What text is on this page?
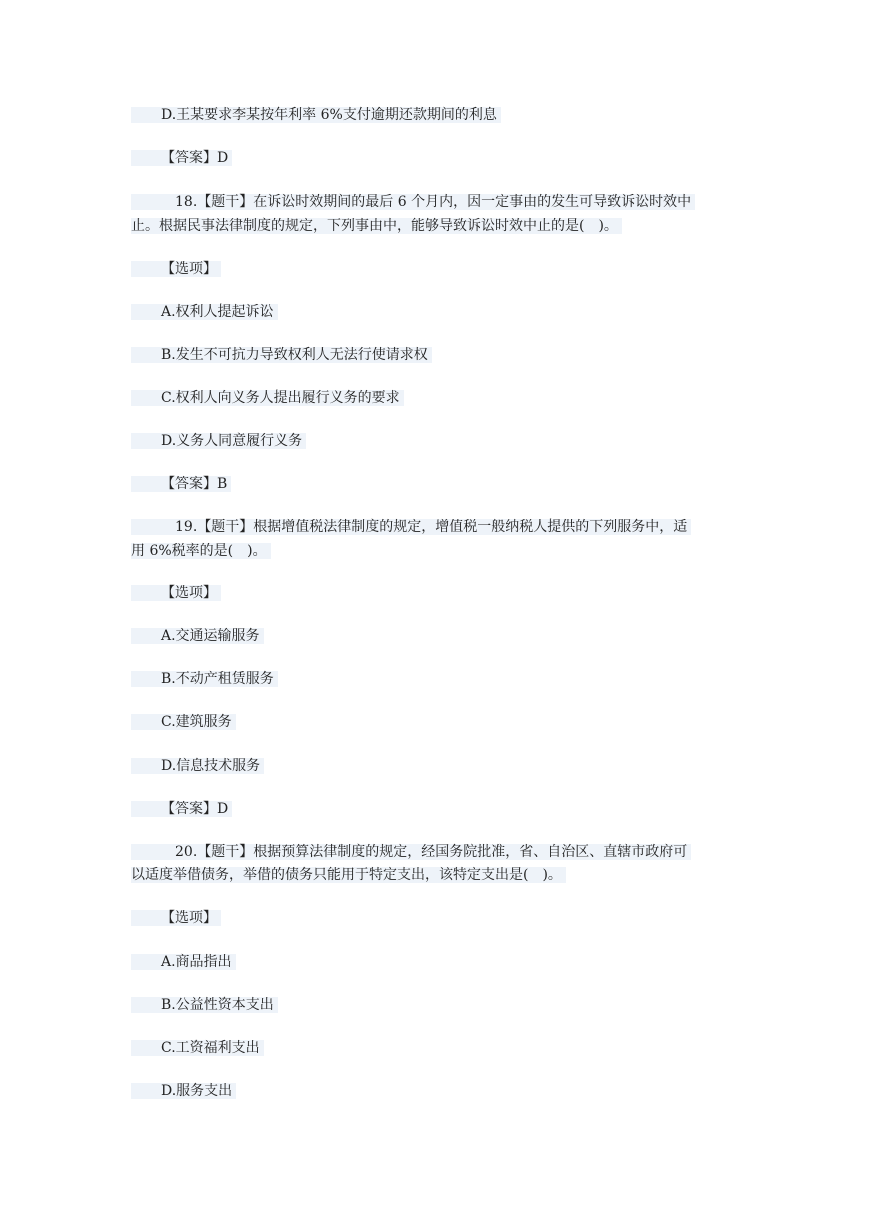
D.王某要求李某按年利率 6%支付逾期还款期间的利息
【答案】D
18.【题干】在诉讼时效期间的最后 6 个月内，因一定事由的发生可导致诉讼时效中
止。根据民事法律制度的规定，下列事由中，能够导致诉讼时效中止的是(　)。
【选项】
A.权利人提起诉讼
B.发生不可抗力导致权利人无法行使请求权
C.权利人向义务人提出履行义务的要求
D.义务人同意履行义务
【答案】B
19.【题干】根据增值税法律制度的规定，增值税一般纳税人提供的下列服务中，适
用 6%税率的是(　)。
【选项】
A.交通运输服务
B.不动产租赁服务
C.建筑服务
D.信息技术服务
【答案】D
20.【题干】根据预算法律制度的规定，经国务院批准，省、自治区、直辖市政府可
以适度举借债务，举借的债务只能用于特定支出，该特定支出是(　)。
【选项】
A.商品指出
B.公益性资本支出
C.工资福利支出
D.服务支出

════════════════

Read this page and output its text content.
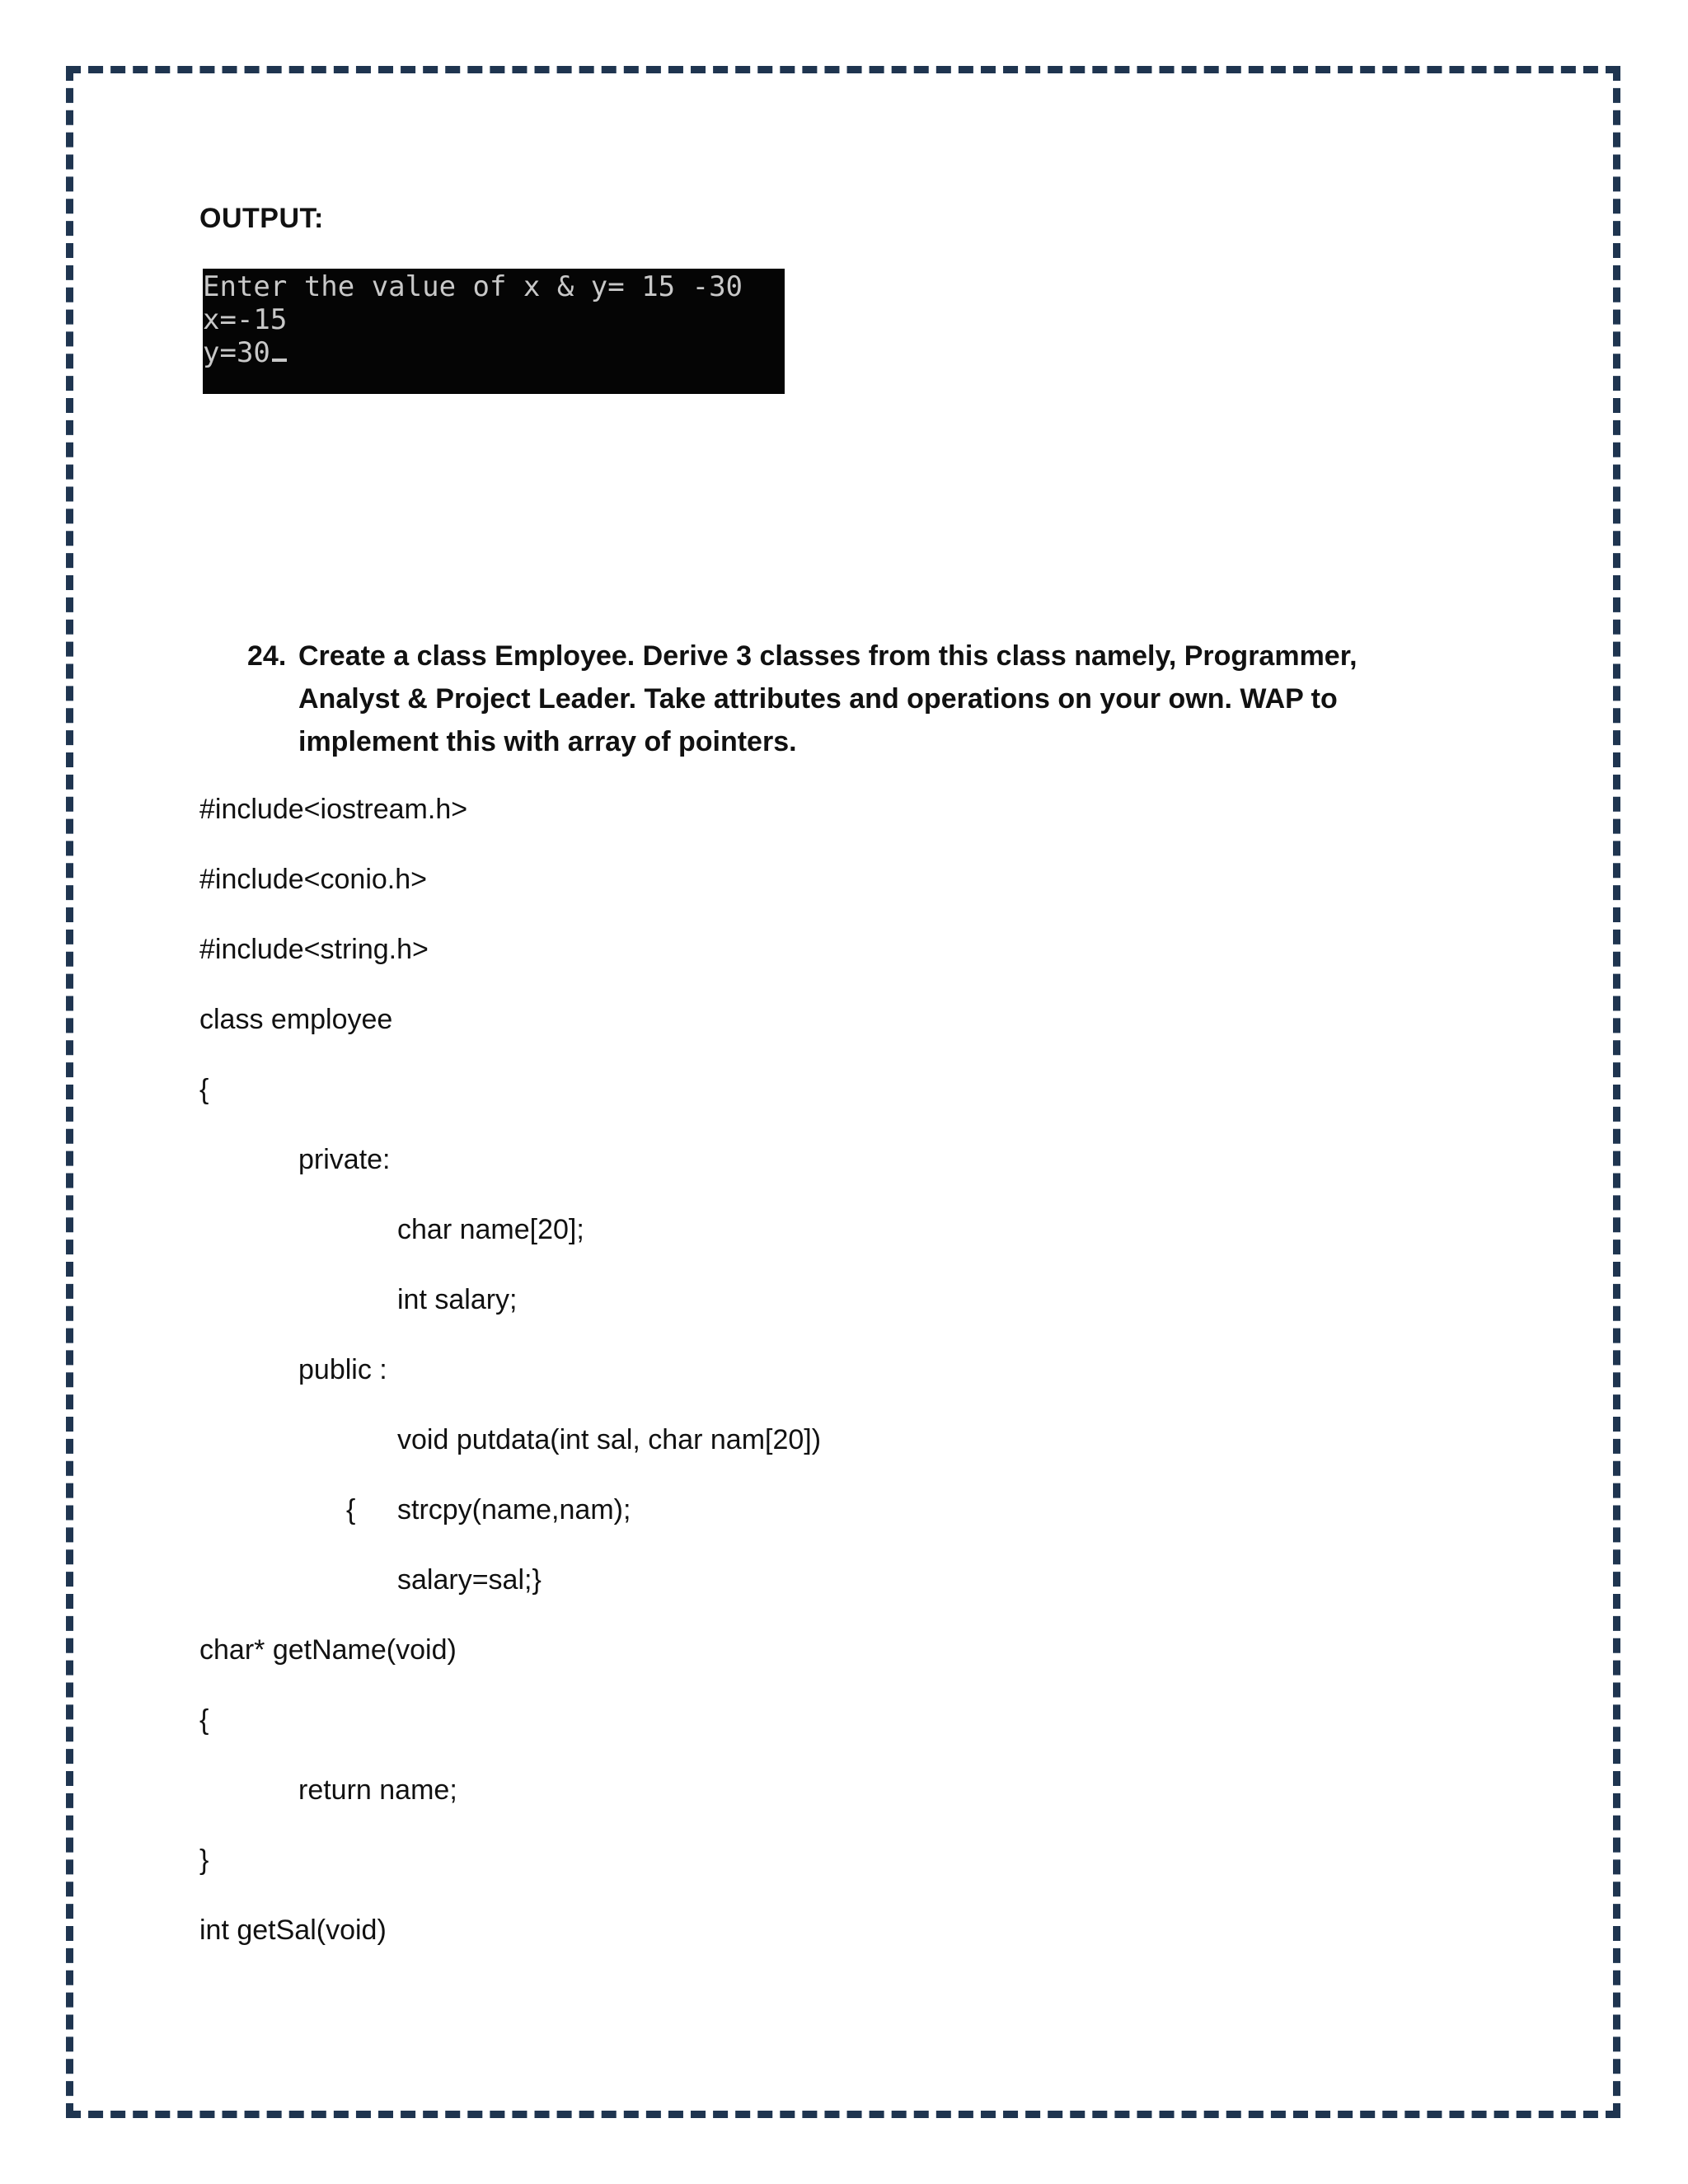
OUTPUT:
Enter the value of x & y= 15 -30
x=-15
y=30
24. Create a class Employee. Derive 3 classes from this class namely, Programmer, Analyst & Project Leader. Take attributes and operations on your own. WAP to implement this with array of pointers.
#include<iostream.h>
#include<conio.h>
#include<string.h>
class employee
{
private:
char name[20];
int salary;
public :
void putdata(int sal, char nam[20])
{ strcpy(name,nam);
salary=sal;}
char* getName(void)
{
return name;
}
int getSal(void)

════════════════

What is the number of lines in these records that contain "include"? Reply with the number only.

Task answer – 3